>> begin

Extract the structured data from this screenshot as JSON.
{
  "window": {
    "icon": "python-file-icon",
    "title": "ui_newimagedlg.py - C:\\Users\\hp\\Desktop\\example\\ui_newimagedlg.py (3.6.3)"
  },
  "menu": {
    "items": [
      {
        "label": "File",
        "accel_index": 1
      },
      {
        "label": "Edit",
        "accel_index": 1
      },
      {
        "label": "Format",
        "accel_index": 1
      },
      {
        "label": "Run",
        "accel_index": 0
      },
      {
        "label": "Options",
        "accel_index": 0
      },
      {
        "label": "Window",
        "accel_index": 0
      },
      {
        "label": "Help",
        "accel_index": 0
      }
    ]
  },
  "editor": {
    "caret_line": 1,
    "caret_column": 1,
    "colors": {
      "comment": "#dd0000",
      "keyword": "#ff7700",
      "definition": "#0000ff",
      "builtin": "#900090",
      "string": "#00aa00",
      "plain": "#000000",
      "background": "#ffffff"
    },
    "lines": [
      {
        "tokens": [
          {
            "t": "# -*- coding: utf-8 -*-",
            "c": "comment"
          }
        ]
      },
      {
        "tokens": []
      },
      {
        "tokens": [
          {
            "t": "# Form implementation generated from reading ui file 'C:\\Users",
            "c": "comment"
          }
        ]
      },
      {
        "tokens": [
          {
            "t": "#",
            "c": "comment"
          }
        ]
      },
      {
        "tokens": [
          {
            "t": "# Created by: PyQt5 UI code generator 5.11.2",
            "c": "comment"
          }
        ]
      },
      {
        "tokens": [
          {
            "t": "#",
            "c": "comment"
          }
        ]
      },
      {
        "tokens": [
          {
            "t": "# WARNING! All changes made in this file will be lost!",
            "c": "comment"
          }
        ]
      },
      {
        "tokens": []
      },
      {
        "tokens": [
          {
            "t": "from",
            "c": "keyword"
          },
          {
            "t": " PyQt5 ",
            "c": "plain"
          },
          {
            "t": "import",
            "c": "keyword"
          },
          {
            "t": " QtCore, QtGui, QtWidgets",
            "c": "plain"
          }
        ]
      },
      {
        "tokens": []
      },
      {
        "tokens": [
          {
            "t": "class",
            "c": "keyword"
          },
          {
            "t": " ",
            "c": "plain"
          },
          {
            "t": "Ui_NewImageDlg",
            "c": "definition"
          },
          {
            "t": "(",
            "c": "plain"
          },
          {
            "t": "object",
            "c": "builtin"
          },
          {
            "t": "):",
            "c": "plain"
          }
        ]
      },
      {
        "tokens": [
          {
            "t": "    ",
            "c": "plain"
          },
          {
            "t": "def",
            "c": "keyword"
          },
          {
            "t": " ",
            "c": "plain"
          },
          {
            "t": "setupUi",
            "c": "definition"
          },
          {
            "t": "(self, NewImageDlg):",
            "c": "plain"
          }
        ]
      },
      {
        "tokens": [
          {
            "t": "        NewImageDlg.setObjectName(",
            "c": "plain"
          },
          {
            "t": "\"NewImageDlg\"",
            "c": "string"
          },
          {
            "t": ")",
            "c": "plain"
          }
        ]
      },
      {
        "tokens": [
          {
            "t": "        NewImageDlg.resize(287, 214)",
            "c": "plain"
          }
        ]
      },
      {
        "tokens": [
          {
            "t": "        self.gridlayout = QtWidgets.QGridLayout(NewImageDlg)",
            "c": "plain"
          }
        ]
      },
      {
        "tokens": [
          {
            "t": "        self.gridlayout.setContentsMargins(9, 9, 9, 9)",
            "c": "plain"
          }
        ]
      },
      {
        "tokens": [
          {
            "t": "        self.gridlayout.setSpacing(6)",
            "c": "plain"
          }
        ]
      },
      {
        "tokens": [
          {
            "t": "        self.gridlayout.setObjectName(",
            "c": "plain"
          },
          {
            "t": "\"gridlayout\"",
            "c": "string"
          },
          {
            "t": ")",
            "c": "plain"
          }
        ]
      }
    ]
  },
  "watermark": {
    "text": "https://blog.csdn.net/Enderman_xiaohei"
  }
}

>> end

▸ TASK OBJECTIVE
Transcribe the material above in its entirety. Match it exactly.

▸ COMPLETED EXERCISE
Extract the structured data from this screenshot as JSON.
{
  "window": {
    "icon": "python-file-icon",
    "title": "ui_newimagedlg.py - C:\\Users\\hp\\Desktop\\example\\ui_newimagedlg.py (3.6.3)"
  },
  "menu": {
    "items": [
      {
        "label": "File",
        "accel_index": 1
      },
      {
        "label": "Edit",
        "accel_index": 1
      },
      {
        "label": "Format",
        "accel_index": 1
      },
      {
        "label": "Run",
        "accel_index": 0
      },
      {
        "label": "Options",
        "accel_index": 0
      },
      {
        "label": "Window",
        "accel_index": 0
      },
      {
        "label": "Help",
        "accel_index": 0
      }
    ]
  },
  "editor": {
    "caret_line": 1,
    "caret_column": 1,
    "colors": {
      "comment": "#dd0000",
      "keyword": "#ff7700",
      "definition": "#0000ff",
      "builtin": "#900090",
      "string": "#00aa00",
      "plain": "#000000",
      "background": "#ffffff"
    },
    "lines": [
      {
        "tokens": [
          {
            "t": "# -*- coding: utf-8 -*-",
            "c": "comment"
          }
        ]
      },
      {
        "tokens": []
      },
      {
        "tokens": [
          {
            "t": "# Form implementation generated from reading ui file 'C:\\Users",
            "c": "comment"
          }
        ]
      },
      {
        "tokens": [
          {
            "t": "#",
            "c": "comment"
          }
        ]
      },
      {
        "tokens": [
          {
            "t": "# Created by: PyQt5 UI code generator 5.11.2",
            "c": "comment"
          }
        ]
      },
      {
        "tokens": [
          {
            "t": "#",
            "c": "comment"
          }
        ]
      },
      {
        "tokens": [
          {
            "t": "# WARNING! All changes made in this file will be lost!",
            "c": "comment"
          }
        ]
      },
      {
        "tokens": []
      },
      {
        "tokens": [
          {
            "t": "from",
            "c": "keyword"
          },
          {
            "t": " PyQt5 ",
            "c": "plain"
          },
          {
            "t": "import",
            "c": "keyword"
          },
          {
            "t": " QtCore, QtGui, QtWidgets",
            "c": "plain"
          }
        ]
      },
      {
        "tokens": []
      },
      {
        "tokens": [
          {
            "t": "class",
            "c": "keyword"
          },
          {
            "t": " ",
            "c": "plain"
          },
          {
            "t": "Ui_NewImageDlg",
            "c": "definition"
          },
          {
            "t": "(",
            "c": "plain"
          },
          {
            "t": "object",
            "c": "builtin"
          },
          {
            "t": "):",
            "c": "plain"
          }
        ]
      },
      {
        "tokens": [
          {
            "t": "    ",
            "c": "plain"
          },
          {
            "t": "def",
            "c": "keyword"
          },
          {
            "t": " ",
            "c": "plain"
          },
          {
            "t": "setupUi",
            "c": "definition"
          },
          {
            "t": "(self, NewImageDlg):",
            "c": "plain"
          }
        ]
      },
      {
        "tokens": [
          {
            "t": "        NewImageDlg.setObjectName(",
            "c": "plain"
          },
          {
            "t": "\"NewImageDlg\"",
            "c": "string"
          },
          {
            "t": ")",
            "c": "plain"
          }
        ]
      },
      {
        "tokens": [
          {
            "t": "        NewImageDlg.resize(287, 214)",
            "c": "plain"
          }
        ]
      },
      {
        "tokens": [
          {
            "t": "        self.gridlayout = QtWidgets.QGridLayout(NewImageDlg)",
            "c": "plain"
          }
        ]
      },
      {
        "tokens": [
          {
            "t": "        self.gridlayout.setContentsMargins(9, 9, 9, 9)",
            "c": "plain"
          }
        ]
      },
      {
        "tokens": [
          {
            "t": "        self.gridlayout.setSpacing(6)",
            "c": "plain"
          }
        ]
      },
      {
        "tokens": [
          {
            "t": "        self.gridlayout.setObjectName(",
            "c": "plain"
          },
          {
            "t": "\"gridlayout\"",
            "c": "string"
          },
          {
            "t": ")",
            "c": "plain"
          }
        ]
      }
    ]
  },
  "watermark": {
    "text": "https://blog.csdn.net/Enderman_xiaohei"
  }
}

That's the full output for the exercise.